= DATA TO PROCESS =
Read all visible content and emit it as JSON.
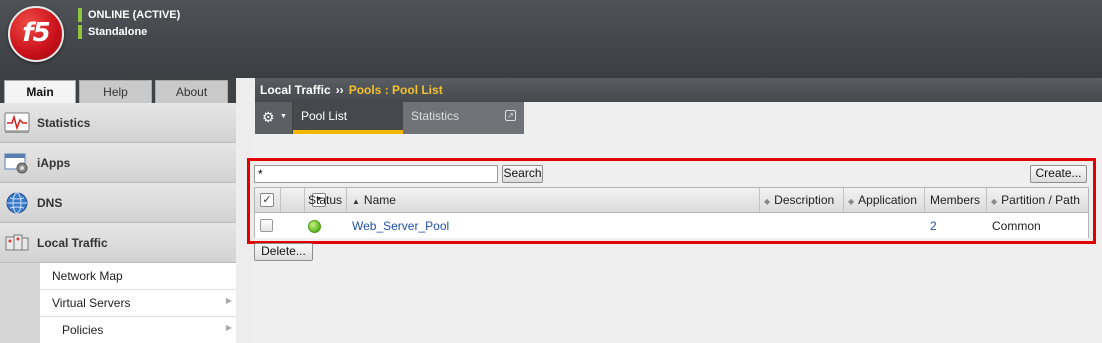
{
  "header": {
    "logo_text": "f5",
    "status_primary": "ONLINE (ACTIVE)",
    "status_secondary": "Standalone",
    "status_color": "#8cc63f"
  },
  "left_tabs": [
    {
      "label": "Main",
      "active": true
    },
    {
      "label": "Help",
      "active": false
    },
    {
      "label": "About",
      "active": false
    }
  ],
  "nav": [
    {
      "label": "Statistics",
      "icon": "statistics-icon"
    },
    {
      "label": "iApps",
      "icon": "iapps-icon"
    },
    {
      "label": "DNS",
      "icon": "dns-globe-icon"
    },
    {
      "label": "Local Traffic",
      "icon": "local-traffic-icon"
    }
  ],
  "subnav": [
    {
      "label": "Network Map",
      "has_arrow": false
    },
    {
      "label": "Virtual Servers",
      "has_arrow": true
    },
    {
      "label": "Policies",
      "has_arrow": true
    }
  ],
  "breadcrumb": {
    "section": "Local Traffic",
    "separator": "››",
    "current": "Pools : Pool List"
  },
  "subtabs": [
    {
      "label": "Pool List",
      "active": true
    },
    {
      "label": "Statistics",
      "active": false
    }
  ],
  "search": {
    "value": "*",
    "button_label": "Search"
  },
  "create_label": "Create...",
  "delete_label": "Delete...",
  "table": {
    "columns": {
      "status": "Status",
      "name": "Name",
      "description": "Description",
      "application": "Application",
      "members": "Members",
      "partition": "Partition / Path"
    },
    "rows": [
      {
        "status": "available",
        "status_color": "#6cbf2a",
        "name": "Web_Server_Pool",
        "description": "",
        "application": "",
        "members": "2",
        "partition": "Common"
      }
    ]
  },
  "colors": {
    "highlight_border": "#e00000",
    "breadcrumb_current": "#f2c12e",
    "link": "#2150a8",
    "active_tab_underline": "#f2b705"
  }
}
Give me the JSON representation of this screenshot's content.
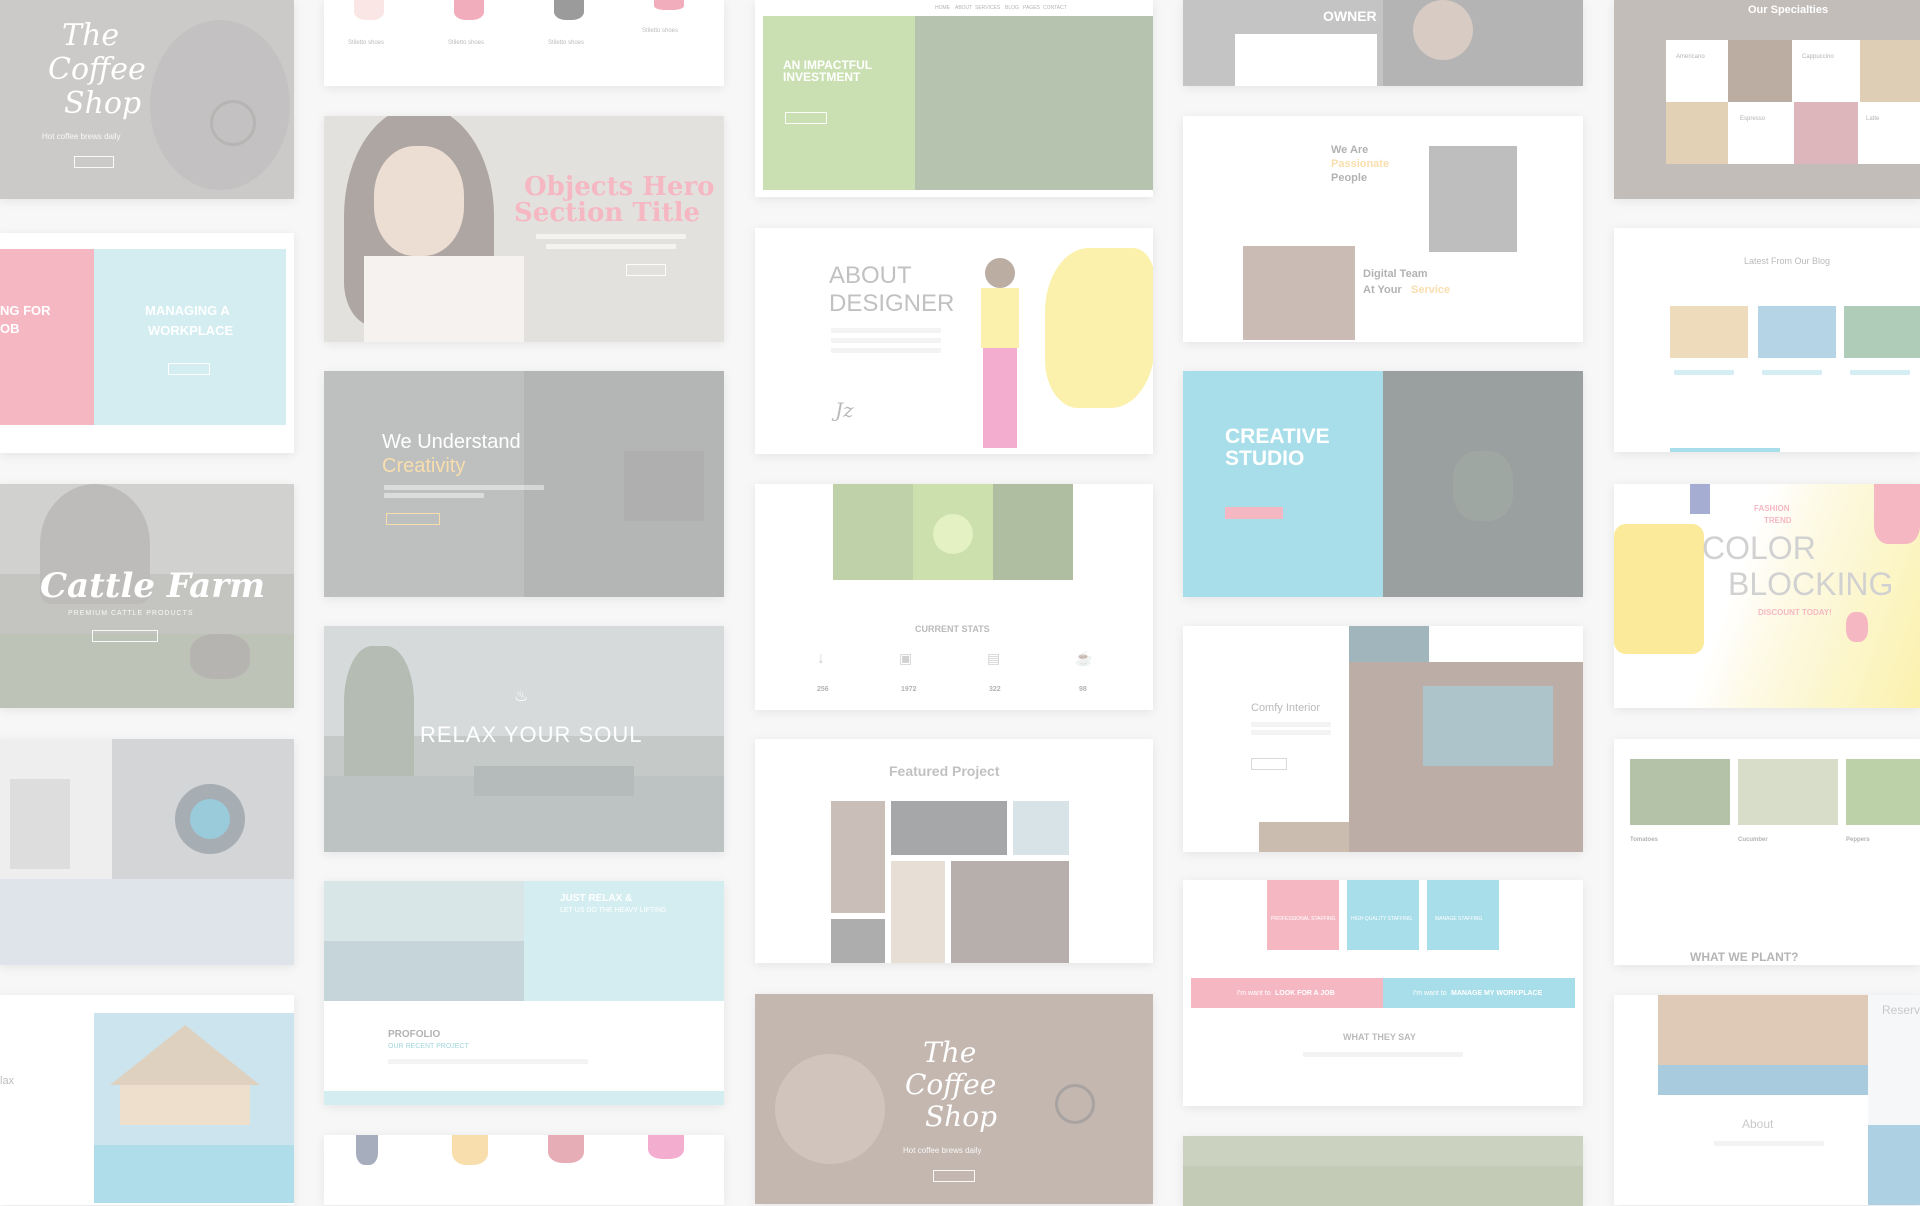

= WHAT IS REQUIRED =
Copy out the listing exactly as it stands, but not the pictures.

= EXERCISE SOLUTION =
Read all visible content and emit it as JSON.
{
  "header": {
    "logo_text": "f5",
    "status_primary": "ONLINE (ACTIVE)",
    "status_secondary": "Standalone",
    "status_color": "#8cc63f"
  },
  "left_tabs": [
    {
      "label": "Main",
      "active": true
    },
    {
      "label": "Help",
      "active": false
    },
    {
      "label": "About",
      "active": false
    }
  ],
  "nav": [
    {
      "label": "Statistics",
      "icon": "statistics-icon"
    },
    {
      "label": "iApps",
      "icon": "iapps-icon"
    },
    {
      "label": "DNS",
      "icon": "dns-globe-icon"
    },
    {
      "label": "Local Traffic",
      "icon": "local-traffic-icon"
    }
  ],
  "subnav": [
    {
      "label": "Network Map",
      "has_arrow": false
    },
    {
      "label": "Virtual Servers",
      "has_arrow": true
    },
    {
      "label": "Policies",
      "has_arrow": true
    }
  ],
  "breadcrumb": {
    "section": "Local Traffic",
    "separator": "››",
    "current": "Pools : Pool List"
  },
  "subtabs": [
    {
      "label": "Pool List",
      "active": true
    },
    {
      "label": "Statistics",
      "active": false
    }
  ],
  "search": {
    "value": "*",
    "button_label": "Search"
  },
  "create_label": "Create...",
  "delete_label": "Delete...",
  "table": {
    "columns": {
      "status": "Status",
      "name": "Name",
      "description": "Description",
      "application": "Application",
      "members": "Members",
      "partition": "Partition / Path"
    },
    "rows": [
      {
        "status": "available",
        "status_color": "#6cbf2a",
        "name": "Web_Server_Pool",
        "description": "",
        "application": "",
        "members": "2",
        "partition": "Common"
      }
    ]
  },
  "colors": {
    "highlight_border": "#e00000",
    "breadcrumb_current": "#f2c12e",
    "link": "#2150a8",
    "active_tab_underline": "#f2b705"
  }
}
Give me the JSON representation of this screenshot's content.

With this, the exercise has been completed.